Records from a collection

---

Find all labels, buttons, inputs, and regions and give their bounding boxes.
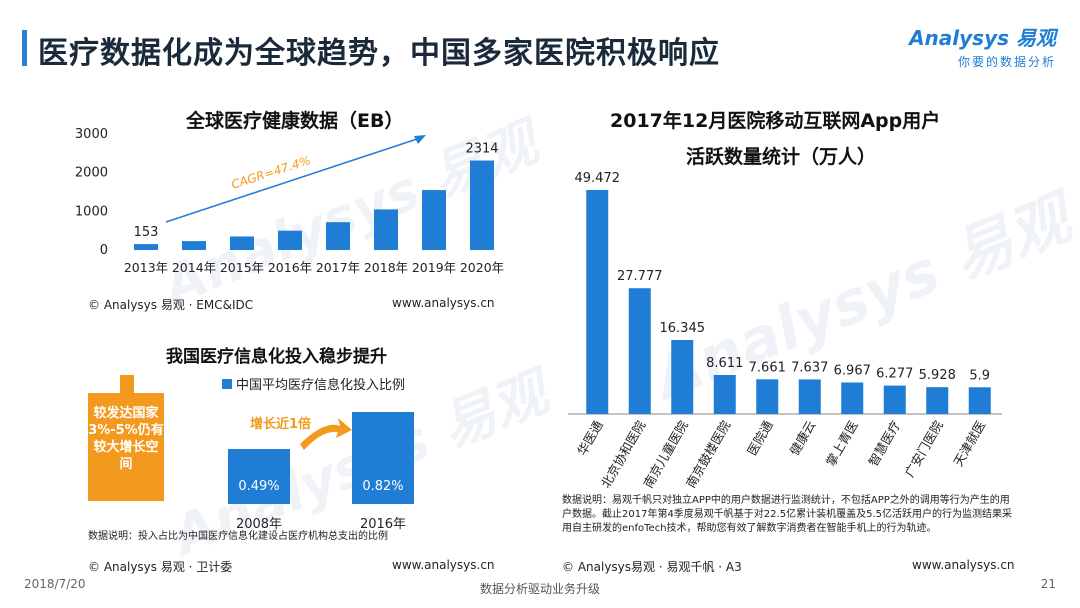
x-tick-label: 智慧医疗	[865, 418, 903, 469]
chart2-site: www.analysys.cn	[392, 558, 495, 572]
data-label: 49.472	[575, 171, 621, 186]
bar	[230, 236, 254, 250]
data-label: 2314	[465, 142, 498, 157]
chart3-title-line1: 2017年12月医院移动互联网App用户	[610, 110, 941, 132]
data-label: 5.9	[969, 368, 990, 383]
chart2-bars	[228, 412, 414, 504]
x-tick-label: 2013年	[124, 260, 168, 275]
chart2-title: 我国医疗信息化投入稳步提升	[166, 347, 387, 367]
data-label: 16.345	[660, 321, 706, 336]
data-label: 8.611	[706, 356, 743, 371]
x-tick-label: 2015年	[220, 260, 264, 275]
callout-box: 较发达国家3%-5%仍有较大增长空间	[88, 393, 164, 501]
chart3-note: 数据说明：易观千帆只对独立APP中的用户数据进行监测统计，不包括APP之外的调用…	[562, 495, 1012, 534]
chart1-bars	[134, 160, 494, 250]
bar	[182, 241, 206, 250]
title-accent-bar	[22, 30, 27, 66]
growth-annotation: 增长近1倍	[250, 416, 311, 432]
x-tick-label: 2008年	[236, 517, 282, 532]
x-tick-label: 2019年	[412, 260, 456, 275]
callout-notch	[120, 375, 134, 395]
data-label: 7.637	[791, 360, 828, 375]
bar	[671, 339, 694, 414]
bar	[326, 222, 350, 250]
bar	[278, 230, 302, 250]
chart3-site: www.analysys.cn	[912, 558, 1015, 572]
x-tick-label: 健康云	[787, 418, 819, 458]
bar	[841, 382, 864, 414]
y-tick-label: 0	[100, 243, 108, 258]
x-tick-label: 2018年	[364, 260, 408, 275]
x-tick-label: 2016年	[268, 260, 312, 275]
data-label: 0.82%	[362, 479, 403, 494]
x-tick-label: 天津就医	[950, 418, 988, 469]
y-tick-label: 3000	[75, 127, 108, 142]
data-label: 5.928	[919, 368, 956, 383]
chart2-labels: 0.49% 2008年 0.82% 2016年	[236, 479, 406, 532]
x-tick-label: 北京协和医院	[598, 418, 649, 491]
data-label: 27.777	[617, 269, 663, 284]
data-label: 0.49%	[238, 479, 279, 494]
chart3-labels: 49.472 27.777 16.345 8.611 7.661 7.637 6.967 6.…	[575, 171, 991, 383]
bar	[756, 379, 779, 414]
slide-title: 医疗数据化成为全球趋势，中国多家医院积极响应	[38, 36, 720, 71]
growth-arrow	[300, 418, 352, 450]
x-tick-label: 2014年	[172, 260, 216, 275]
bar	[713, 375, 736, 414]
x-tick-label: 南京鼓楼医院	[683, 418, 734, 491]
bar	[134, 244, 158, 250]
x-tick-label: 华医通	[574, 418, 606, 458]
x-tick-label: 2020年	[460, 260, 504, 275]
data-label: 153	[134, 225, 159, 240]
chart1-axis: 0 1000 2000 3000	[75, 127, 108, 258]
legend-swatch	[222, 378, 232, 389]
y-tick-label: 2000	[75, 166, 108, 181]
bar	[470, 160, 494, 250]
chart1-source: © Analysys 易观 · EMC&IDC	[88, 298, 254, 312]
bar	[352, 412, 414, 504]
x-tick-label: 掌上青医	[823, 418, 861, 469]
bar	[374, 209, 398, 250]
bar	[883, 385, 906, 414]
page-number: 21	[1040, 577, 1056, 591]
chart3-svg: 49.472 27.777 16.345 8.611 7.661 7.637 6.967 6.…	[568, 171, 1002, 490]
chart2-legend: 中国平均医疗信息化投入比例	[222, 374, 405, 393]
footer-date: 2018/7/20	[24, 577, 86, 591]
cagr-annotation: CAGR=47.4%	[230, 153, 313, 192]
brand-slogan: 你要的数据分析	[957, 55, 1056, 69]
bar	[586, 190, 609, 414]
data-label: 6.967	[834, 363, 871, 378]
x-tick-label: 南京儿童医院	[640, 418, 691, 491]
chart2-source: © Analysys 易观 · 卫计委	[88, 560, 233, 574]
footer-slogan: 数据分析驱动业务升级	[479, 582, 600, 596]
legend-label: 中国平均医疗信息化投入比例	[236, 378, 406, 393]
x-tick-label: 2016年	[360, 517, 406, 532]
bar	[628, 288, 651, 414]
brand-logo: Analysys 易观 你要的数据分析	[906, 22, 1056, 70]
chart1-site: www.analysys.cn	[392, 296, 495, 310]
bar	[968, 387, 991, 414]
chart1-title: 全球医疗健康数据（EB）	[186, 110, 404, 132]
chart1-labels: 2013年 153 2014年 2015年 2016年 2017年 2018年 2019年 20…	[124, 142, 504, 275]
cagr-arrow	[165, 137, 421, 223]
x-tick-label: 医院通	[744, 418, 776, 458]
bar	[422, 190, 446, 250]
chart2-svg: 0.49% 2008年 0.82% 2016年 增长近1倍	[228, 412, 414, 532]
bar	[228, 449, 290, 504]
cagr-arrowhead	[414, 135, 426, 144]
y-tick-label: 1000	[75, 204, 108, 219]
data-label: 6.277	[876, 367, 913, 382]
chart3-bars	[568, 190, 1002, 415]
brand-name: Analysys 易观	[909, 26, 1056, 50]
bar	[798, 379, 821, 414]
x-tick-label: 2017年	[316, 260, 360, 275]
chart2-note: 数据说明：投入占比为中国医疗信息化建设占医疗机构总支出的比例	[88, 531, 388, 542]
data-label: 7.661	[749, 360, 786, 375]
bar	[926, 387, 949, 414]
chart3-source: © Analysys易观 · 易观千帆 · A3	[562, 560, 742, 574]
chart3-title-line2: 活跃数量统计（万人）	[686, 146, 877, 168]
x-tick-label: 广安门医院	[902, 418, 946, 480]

---

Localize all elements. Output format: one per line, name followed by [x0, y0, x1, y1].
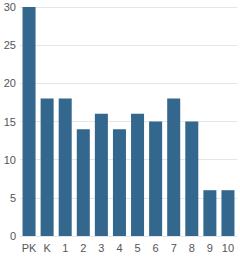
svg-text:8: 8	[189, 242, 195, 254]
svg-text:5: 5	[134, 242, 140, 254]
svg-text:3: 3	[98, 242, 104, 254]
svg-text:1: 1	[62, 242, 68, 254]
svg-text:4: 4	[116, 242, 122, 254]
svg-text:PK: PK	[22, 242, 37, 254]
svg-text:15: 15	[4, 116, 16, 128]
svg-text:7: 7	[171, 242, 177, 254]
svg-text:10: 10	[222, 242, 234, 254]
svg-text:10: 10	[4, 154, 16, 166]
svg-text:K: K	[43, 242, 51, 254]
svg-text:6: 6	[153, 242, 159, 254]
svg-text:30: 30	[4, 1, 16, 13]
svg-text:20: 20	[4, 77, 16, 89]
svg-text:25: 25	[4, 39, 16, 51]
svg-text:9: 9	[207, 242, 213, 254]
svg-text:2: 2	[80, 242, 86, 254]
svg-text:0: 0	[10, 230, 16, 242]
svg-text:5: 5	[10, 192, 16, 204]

---

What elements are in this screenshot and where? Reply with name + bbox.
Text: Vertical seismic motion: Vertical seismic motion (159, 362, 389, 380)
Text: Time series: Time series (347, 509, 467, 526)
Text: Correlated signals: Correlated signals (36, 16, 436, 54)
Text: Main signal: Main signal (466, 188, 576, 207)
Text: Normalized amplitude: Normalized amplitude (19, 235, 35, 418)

---

- GIVEN REQUEST
Repeat the data above from the line with "Localize all elements." to the line with "192, 16, 204]", leaving the pictures out of your answer.

- FINISHED EXERCISE
Localize all elements. Output format: one per line, name followed by [x0, y0, x1, y1].
svg-text:8: 8	[189, 242, 195, 254]
svg-text:5: 5	[134, 242, 140, 254]
svg-text:3: 3	[98, 242, 104, 254]
svg-text:1: 1	[62, 242, 68, 254]
svg-text:4: 4	[116, 242, 122, 254]
svg-text:PK: PK	[22, 242, 37, 254]
svg-text:15: 15	[4, 116, 16, 128]
svg-text:7: 7	[171, 242, 177, 254]
svg-text:10: 10	[222, 242, 234, 254]
svg-text:10: 10	[4, 154, 16, 166]
svg-text:K: K	[43, 242, 51, 254]
svg-text:6: 6	[153, 242, 159, 254]
svg-text:30: 30	[4, 1, 16, 13]
svg-text:20: 20	[4, 77, 16, 89]
svg-text:25: 25	[4, 39, 16, 51]
svg-text:9: 9	[207, 242, 213, 254]
svg-text:2: 2	[80, 242, 86, 254]
svg-text:0: 0	[10, 230, 16, 242]
svg-text:5: 5	[10, 192, 16, 204]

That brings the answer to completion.